Short problem.
Print every record below exactly as written.

[Figure content listings]
━━━━━━━━
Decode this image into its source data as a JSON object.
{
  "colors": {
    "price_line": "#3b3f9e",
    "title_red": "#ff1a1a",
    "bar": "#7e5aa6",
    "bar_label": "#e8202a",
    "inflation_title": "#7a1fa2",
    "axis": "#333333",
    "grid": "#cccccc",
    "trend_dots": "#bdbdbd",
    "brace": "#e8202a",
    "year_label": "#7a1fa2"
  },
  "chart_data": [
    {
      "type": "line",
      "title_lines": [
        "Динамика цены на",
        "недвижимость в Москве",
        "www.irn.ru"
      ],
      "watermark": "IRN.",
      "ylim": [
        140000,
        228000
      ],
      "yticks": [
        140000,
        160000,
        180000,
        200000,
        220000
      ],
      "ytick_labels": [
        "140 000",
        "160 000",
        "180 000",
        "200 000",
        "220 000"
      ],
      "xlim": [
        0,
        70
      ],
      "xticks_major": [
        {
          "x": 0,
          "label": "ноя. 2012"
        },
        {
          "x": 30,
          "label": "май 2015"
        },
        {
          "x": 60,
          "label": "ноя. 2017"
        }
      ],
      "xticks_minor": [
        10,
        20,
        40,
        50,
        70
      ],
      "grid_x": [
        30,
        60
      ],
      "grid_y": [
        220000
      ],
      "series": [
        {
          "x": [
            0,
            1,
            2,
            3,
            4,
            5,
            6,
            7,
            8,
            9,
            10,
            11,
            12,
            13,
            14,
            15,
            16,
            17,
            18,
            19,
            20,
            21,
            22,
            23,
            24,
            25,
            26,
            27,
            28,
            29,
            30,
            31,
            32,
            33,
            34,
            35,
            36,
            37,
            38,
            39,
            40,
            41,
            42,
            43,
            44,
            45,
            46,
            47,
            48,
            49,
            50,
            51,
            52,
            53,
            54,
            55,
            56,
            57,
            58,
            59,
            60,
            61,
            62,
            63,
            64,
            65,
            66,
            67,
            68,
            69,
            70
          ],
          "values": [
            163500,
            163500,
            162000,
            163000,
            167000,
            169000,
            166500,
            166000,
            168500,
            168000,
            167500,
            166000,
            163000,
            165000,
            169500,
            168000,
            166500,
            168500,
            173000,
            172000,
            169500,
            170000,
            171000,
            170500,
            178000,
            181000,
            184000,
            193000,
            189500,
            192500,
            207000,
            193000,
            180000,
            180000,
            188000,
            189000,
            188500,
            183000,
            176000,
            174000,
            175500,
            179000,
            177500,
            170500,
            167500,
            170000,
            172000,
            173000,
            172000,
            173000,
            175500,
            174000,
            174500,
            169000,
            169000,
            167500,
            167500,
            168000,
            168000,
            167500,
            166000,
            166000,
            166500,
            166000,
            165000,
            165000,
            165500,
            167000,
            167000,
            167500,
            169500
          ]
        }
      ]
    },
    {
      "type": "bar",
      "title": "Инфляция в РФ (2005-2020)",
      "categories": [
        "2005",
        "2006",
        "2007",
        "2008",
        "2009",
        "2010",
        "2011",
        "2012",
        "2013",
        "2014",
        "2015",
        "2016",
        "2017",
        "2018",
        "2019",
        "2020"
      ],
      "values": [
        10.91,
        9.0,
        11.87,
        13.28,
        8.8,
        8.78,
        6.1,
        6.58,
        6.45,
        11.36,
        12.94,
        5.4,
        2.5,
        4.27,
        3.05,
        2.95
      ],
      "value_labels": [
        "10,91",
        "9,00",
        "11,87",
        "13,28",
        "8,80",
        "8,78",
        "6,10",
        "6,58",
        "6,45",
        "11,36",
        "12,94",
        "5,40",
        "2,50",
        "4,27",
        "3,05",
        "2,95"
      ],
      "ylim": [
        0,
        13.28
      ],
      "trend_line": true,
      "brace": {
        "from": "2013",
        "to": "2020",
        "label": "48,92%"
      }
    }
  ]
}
━━━━━━━━
Solution for this problem.
Decode this image into its source data as a JSON object.
{
  "colors": {
    "price_line": "#3b3f9e",
    "title_red": "#ff1a1a",
    "bar": "#7e5aa6",
    "bar_label": "#e8202a",
    "inflation_title": "#7a1fa2",
    "axis": "#333333",
    "grid": "#cccccc",
    "trend_dots": "#bdbdbd",
    "brace": "#e8202a",
    "year_label": "#7a1fa2"
  },
  "chart_data": [
    {
      "type": "line",
      "title_lines": [
        "Динамика цены на",
        "недвижимость в Москве",
        "www.irn.ru"
      ],
      "watermark": "IRN.",
      "ylim": [
        140000,
        228000
      ],
      "yticks": [
        140000,
        160000,
        180000,
        200000,
        220000
      ],
      "ytick_labels": [
        "140 000",
        "160 000",
        "180 000",
        "200 000",
        "220 000"
      ],
      "xlim": [
        0,
        70
      ],
      "xticks_major": [
        {
          "x": 0,
          "label": "ноя. 2012"
        },
        {
          "x": 30,
          "label": "май 2015"
        },
        {
          "x": 60,
          "label": "ноя. 2017"
        }
      ],
      "xticks_minor": [
        10,
        20,
        40,
        50,
        70
      ],
      "grid_x": [
        30,
        60
      ],
      "grid_y": [
        220000
      ],
      "series": [
        {
          "x": [
            0,
            1,
            2,
            3,
            4,
            5,
            6,
            7,
            8,
            9,
            10,
            11,
            12,
            13,
            14,
            15,
            16,
            17,
            18,
            19,
            20,
            21,
            22,
            23,
            24,
            25,
            26,
            27,
            28,
            29,
            30,
            31,
            32,
            33,
            34,
            35,
            36,
            37,
            38,
            39,
            40,
            41,
            42,
            43,
            44,
            45,
            46,
            47,
            48,
            49,
            50,
            51,
            52,
            53,
            54,
            55,
            56,
            57,
            58,
            59,
            60,
            61,
            62,
            63,
            64,
            65,
            66,
            67,
            68,
            69,
            70
          ],
          "values": [
            163500,
            163500,
            162000,
            163000,
            167000,
            169000,
            166500,
            166000,
            168500,
            168000,
            167500,
            166000,
            163000,
            165000,
            169500,
            168000,
            166500,
            168500,
            173000,
            172000,
            169500,
            170000,
            171000,
            170500,
            178000,
            181000,
            184000,
            193000,
            189500,
            192500,
            207000,
            193000,
            180000,
            180000,
            188000,
            189000,
            188500,
            183000,
            176000,
            174000,
            175500,
            179000,
            177500,
            170500,
            167500,
            170000,
            172000,
            173000,
            172000,
            173000,
            175500,
            174000,
            174500,
            169000,
            169000,
            167500,
            167500,
            168000,
            168000,
            167500,
            166000,
            166000,
            166500,
            166000,
            165000,
            165000,
            165500,
            167000,
            167000,
            167500,
            169500
          ]
        }
      ]
    },
    {
      "type": "bar",
      "title": "Инфляция в РФ (2005-2020)",
      "categories": [
        "2005",
        "2006",
        "2007",
        "2008",
        "2009",
        "2010",
        "2011",
        "2012",
        "2013",
        "2014",
        "2015",
        "2016",
        "2017",
        "2018",
        "2019",
        "2020"
      ],
      "values": [
        10.91,
        9.0,
        11.87,
        13.28,
        8.8,
        8.78,
        6.1,
        6.58,
        6.45,
        11.36,
        12.94,
        5.4,
        2.5,
        4.27,
        3.05,
        2.95
      ],
      "value_labels": [
        "10,91",
        "9,00",
        "11,87",
        "13,28",
        "8,80",
        "8,78",
        "6,10",
        "6,58",
        "6,45",
        "11,36",
        "12,94",
        "5,40",
        "2,50",
        "4,27",
        "3,05",
        "2,95"
      ],
      "ylim": [
        0,
        13.28
      ],
      "trend_line": true,
      "brace": {
        "from": "2013",
        "to": "2020",
        "label": "48,92%"
      }
    }
  ]
}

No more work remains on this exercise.